# WHAT IS NEEDED:
Rewrite the stretch from the line containing "legend-tick: 50 [747,420,753,426]" through the line containing "forecast-panel-jas: 90N 60N", swapping "lon-label" for "longitude-label" wherever it appears and leaving everything else unchanged.

# Spatial annotation rows:
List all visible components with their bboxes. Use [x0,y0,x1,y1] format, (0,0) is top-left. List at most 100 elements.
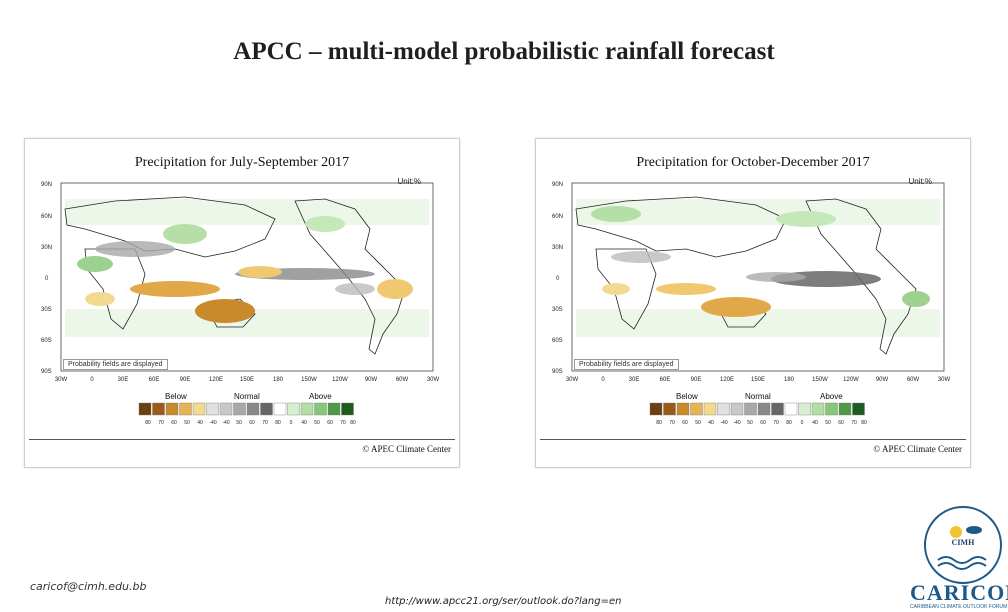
legend-tick: 50 [747,420,753,426]
lat-axis: 90N 60N 30N 0 30S 60S 90S [552,182,563,375]
above-normal-region [902,291,930,307]
legend-swatches [649,402,865,416]
lat-label: 90S [41,369,52,375]
continent-europe-asia [575,196,787,258]
footer-divider [29,439,455,440]
legend-tick: 70 [262,420,268,426]
legend-swatch [260,402,273,416]
legend-tick: 0 [801,420,804,426]
probability-note: Probability fields are displayed [574,359,679,370]
legend-tick: 70 [158,420,164,426]
legend-swatch [798,402,811,416]
lon-label: 30E [118,377,129,383]
normal-region [95,241,175,257]
legend-tick: 70 [773,420,779,426]
legend-swatch [784,402,798,416]
lat-label: 0 [556,276,560,282]
legend-normal-label: Normal [745,392,771,401]
lon-label: 90W [876,377,889,383]
legend-tick: 50 [695,420,701,426]
above-normal-region [305,216,345,232]
cimh-text: CIMH [951,538,975,547]
lon-label: 30W [566,377,579,383]
lat-label: 0 [45,276,49,282]
lon-label: 120E [209,377,223,383]
legend-tick: -40 [720,420,727,426]
legend-below-label: Below [676,392,698,401]
legend-swatch [717,402,730,416]
lon-axis: 30W 0 30E 60E 90E 120E 150E 180 150W 120… [55,377,440,383]
legend-swatch [690,402,703,416]
sun-icon [937,526,987,570]
legend-swatches [138,402,354,416]
legend-swatch [852,402,865,416]
lon-label: 30W [55,377,68,383]
below-normal-region [238,266,282,278]
lon-label: 120W [843,377,859,383]
legend-normal-label: Normal [234,392,260,401]
legend-tick: 80 [350,420,356,426]
lat-label: 60N [41,214,52,220]
legend-swatch [165,402,179,416]
lon-label: 60W [907,377,920,383]
legend-swatch [744,402,757,416]
caricof-tagline: CARIBBEAN CLIMATE OUTLOOK FORUM [910,604,1008,610]
lon-label: 120W [332,377,348,383]
legend-tick: 70 [851,420,857,426]
lon-label: 0 [90,377,94,383]
legend-tick: 70 [340,420,346,426]
forecast-panel-jas: 90N 60N 30N 0 30S 60S 90S 30W 0 30E 60E … [24,138,460,468]
legend-swatch [327,402,341,416]
lon-label: 90W [365,377,378,383]
lon-label: 150E [240,377,254,383]
legend-tick: 60 [682,420,688,426]
above-normal-region [77,256,113,272]
below-normal-region [195,299,255,323]
legend-tick: 50 [236,420,242,426]
continent-europe-asia [64,196,276,258]
legend-swatch [757,402,771,416]
legend-tick: -40 [733,420,740,426]
legend-ticks: 80 70 60 50 40 -40 -40 50 60 70 80 0 40 … [145,420,356,426]
caricof-wordmark: CARICOF [910,580,1008,605]
lon-label: 60W [396,377,409,383]
lon-label: 150W [812,377,828,383]
legend-swatch [663,402,676,416]
above-normal-region [163,224,207,244]
legend-tick: 0 [290,420,293,426]
legend-tick: 60 [327,420,333,426]
legend-tick: 60 [171,420,177,426]
probability-note: Probability fields are displayed [63,359,168,370]
legend-swatch [730,402,744,416]
footer-divider [540,439,966,440]
forecast-panel-ond: 90N 60N 30N 0 30S 60S 90S 30W 0 30E 60E … [535,138,971,468]
lon-label: 120E [720,377,734,383]
legend-swatch [771,402,784,416]
lat-label: 30S [41,307,52,313]
lon-label: 60E [660,377,671,383]
cimh-seal: CIMH [924,506,1002,584]
contact-email[interactable]: caricof@cimh.edu.bb [30,580,147,593]
legend-swatch [341,402,354,416]
lon-label: 0 [601,377,605,383]
legend-tick: 50 [184,420,190,426]
legend-swatch [314,402,327,416]
unit-label: Unit:% [397,177,421,186]
legend-tick: -40 [222,420,229,426]
legend-below-label: Below [165,392,187,401]
legend-tick: 50 [314,420,320,426]
lat-label: 60S [41,338,52,344]
legend-swatch [192,402,206,416]
legend-swatch [273,402,287,416]
legend-swatch [219,402,233,416]
lon-label: 150W [301,377,317,383]
source-url[interactable]: http://www.apcc21.org/ser/outlook.do?lan… [385,596,622,607]
legend-swatch [233,402,246,416]
legend-swatch [649,402,663,416]
legend-tick: 80 [786,420,792,426]
caricof-logo: CIMH CARICOF CARIBBEAN CLIMATE OUTLOOK F… [906,500,1008,612]
lat-label: 60S [552,338,563,344]
legend-tick: 70 [669,420,675,426]
below-normal-region [130,281,220,297]
below-normal-region [656,283,716,295]
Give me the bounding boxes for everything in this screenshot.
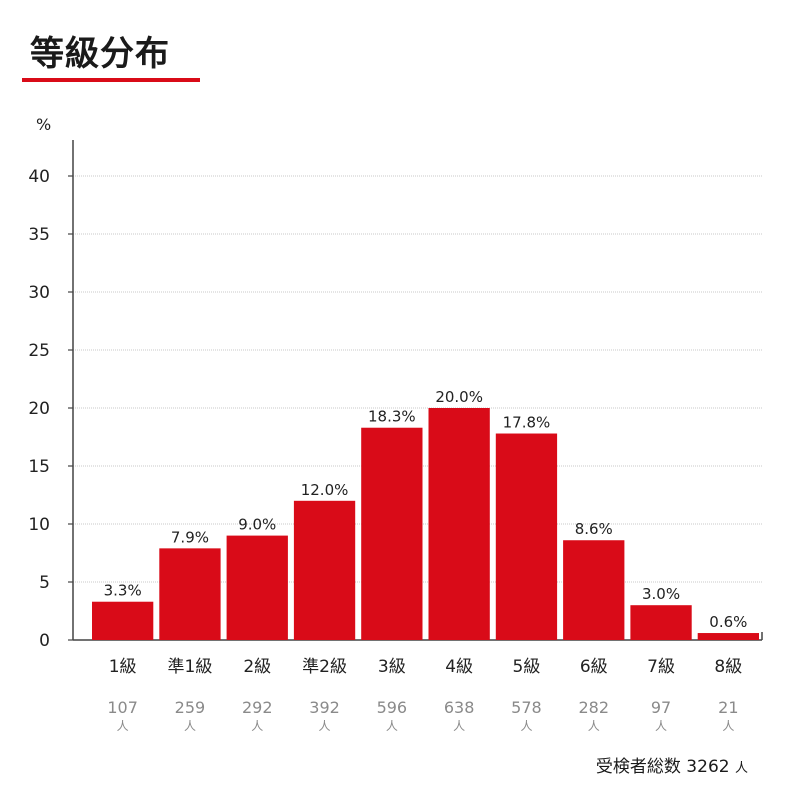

# ANSWER FOR THE TASK:
legend-tick: 50 [747,420,753,426]
lat-axis: 90N 60N 30N 0 30S 60S 90S [552,182,563,375]
above-normal-region [902,291,930,307]
legend-swatches [649,402,865,416]
lat-label: 90S [41,369,52,375]
continent-europe-asia [575,196,787,258]
footer-divider [29,439,455,440]
legend-tick: 70 [262,420,268,426]
legend-swatch [260,402,273,416]
legend-tick: 0 [801,420,804,426]
probability-note: Probability fields are displayed [574,359,679,370]
legend-tick: 70 [158,420,164,426]
legend-swatch [798,402,811,416]
longitude-label: 30E [118,377,129,383]
normal-region [95,241,175,257]
legend-tick: 70 [773,420,779,426]
legend-swatch [784,402,798,416]
lat-label: 0 [556,276,560,282]
legend-normal-label: Normal [745,392,771,401]
longitude-label: 90W [876,377,889,383]
legend-tick: 50 [695,420,701,426]
above-normal-region [305,216,345,232]
cimh-text: CIMH [951,538,975,547]
longitude-label: 30W [566,377,579,383]
lat-label: 0 [45,276,49,282]
longitude-label: 120E [209,377,223,383]
legend-tick: -40 [720,420,727,426]
legend-below-label: Below [676,392,698,401]
legend-swatch [717,402,730,416]
lon-axis: 30W 0 30E 60E 90E 120E 150E 180 150W 120… [55,377,440,383]
legend-swatch [690,402,703,416]
sun-icon [937,526,987,570]
legend-swatches [138,402,354,416]
legend-swatch [852,402,865,416]
longitude-label: 30W [55,377,68,383]
below-normal-region [238,266,282,278]
longitude-label: 120W [843,377,859,383]
legend-normal-label: Normal [234,392,260,401]
legend-tick: 80 [350,420,356,426]
lat-label: 60N [41,214,52,220]
legend-swatch [165,402,179,416]
longitude-label: 60W [907,377,920,383]
legend-swatch [744,402,757,416]
caricof-tagline: CARIBBEAN CLIMATE OUTLOOK FORUM [910,604,1008,610]
longitude-label: 120W [332,377,348,383]
legend-tick: 70 [851,420,857,426]
longitude-label: 0 [90,377,94,383]
legend-tick: 70 [340,420,346,426]
forecast-panel-jas: 90N 60N 30N 0 30S 60S 90S 30W 0 30E 60E … [24,138,460,468]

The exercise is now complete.